What you have to do
Extract the lines that hold the string "Defects".

Source material
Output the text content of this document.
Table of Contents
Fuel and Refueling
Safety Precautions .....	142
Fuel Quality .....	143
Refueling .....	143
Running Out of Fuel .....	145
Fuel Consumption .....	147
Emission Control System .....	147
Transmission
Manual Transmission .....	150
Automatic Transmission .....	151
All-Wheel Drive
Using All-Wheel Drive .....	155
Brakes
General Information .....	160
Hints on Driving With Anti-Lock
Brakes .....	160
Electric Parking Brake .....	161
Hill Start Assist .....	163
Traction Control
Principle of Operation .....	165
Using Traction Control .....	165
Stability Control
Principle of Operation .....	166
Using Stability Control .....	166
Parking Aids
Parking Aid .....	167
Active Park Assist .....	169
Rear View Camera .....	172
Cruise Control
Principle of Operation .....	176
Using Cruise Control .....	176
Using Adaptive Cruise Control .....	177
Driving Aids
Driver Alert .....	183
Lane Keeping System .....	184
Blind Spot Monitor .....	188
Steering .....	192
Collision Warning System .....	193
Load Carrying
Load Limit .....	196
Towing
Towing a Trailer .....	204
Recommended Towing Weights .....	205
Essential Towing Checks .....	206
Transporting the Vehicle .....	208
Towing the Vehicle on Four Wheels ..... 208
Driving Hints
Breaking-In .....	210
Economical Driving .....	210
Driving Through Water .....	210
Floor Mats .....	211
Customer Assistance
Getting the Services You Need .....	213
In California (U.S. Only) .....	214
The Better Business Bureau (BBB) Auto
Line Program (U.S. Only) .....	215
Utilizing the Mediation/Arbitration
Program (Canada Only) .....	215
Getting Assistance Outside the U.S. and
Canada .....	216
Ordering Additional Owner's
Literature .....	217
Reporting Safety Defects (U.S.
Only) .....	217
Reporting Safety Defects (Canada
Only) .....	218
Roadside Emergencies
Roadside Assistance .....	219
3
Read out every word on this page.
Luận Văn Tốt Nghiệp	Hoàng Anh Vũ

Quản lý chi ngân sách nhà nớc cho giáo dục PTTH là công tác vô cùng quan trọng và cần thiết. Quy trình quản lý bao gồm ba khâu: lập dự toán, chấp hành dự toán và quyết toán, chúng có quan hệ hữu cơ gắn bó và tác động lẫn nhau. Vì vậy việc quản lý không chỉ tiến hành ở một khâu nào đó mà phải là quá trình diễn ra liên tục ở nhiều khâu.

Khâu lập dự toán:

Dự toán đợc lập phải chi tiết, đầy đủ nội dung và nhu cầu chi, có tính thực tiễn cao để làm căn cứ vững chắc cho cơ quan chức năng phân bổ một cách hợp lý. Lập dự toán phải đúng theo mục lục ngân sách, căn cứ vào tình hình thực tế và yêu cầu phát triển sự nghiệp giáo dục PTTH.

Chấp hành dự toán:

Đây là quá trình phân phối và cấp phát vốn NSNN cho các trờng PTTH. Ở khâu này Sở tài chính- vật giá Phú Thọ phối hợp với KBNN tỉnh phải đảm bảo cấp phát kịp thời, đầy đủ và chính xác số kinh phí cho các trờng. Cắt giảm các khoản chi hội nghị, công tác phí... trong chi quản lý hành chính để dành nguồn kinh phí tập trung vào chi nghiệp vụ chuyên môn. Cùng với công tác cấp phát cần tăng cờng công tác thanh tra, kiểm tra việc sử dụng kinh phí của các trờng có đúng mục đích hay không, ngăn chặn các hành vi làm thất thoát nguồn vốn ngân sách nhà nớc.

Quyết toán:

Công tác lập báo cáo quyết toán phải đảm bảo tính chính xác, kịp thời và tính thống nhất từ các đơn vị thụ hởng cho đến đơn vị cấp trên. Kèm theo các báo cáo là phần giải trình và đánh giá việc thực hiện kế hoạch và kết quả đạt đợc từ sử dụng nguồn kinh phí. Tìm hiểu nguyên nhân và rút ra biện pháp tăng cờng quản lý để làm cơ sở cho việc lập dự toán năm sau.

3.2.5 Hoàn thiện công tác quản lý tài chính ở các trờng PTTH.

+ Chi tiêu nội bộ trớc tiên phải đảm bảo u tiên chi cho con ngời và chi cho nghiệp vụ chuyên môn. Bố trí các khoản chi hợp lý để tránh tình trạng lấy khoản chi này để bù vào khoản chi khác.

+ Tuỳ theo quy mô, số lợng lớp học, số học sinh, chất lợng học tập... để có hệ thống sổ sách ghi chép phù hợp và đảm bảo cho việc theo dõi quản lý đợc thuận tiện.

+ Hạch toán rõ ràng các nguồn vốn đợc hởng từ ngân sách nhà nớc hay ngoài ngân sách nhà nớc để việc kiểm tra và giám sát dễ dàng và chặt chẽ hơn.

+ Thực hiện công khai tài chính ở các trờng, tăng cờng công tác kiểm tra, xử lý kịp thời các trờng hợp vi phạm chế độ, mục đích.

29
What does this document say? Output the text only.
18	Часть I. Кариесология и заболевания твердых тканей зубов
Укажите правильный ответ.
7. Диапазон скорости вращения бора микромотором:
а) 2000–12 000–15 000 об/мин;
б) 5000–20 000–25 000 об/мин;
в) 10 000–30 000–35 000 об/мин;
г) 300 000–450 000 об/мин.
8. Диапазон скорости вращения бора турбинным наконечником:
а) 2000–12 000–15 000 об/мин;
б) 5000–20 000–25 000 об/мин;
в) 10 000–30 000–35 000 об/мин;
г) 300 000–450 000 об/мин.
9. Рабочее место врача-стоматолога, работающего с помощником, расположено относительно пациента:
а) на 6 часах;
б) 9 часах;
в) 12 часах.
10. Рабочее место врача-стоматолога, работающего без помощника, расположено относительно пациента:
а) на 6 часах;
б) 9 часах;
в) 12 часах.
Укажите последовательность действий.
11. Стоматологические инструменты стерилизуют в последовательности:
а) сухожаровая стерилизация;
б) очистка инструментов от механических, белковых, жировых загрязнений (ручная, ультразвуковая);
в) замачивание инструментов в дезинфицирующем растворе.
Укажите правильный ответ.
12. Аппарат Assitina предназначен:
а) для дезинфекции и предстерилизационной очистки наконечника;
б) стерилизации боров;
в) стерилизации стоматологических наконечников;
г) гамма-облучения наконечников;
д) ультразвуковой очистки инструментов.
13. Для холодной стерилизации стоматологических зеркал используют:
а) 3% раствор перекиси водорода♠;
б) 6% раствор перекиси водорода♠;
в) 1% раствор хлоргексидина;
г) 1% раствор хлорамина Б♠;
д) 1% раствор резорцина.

Correct output
Reporting Safety Defects (U.S.
Reporting Safety Defects (Canada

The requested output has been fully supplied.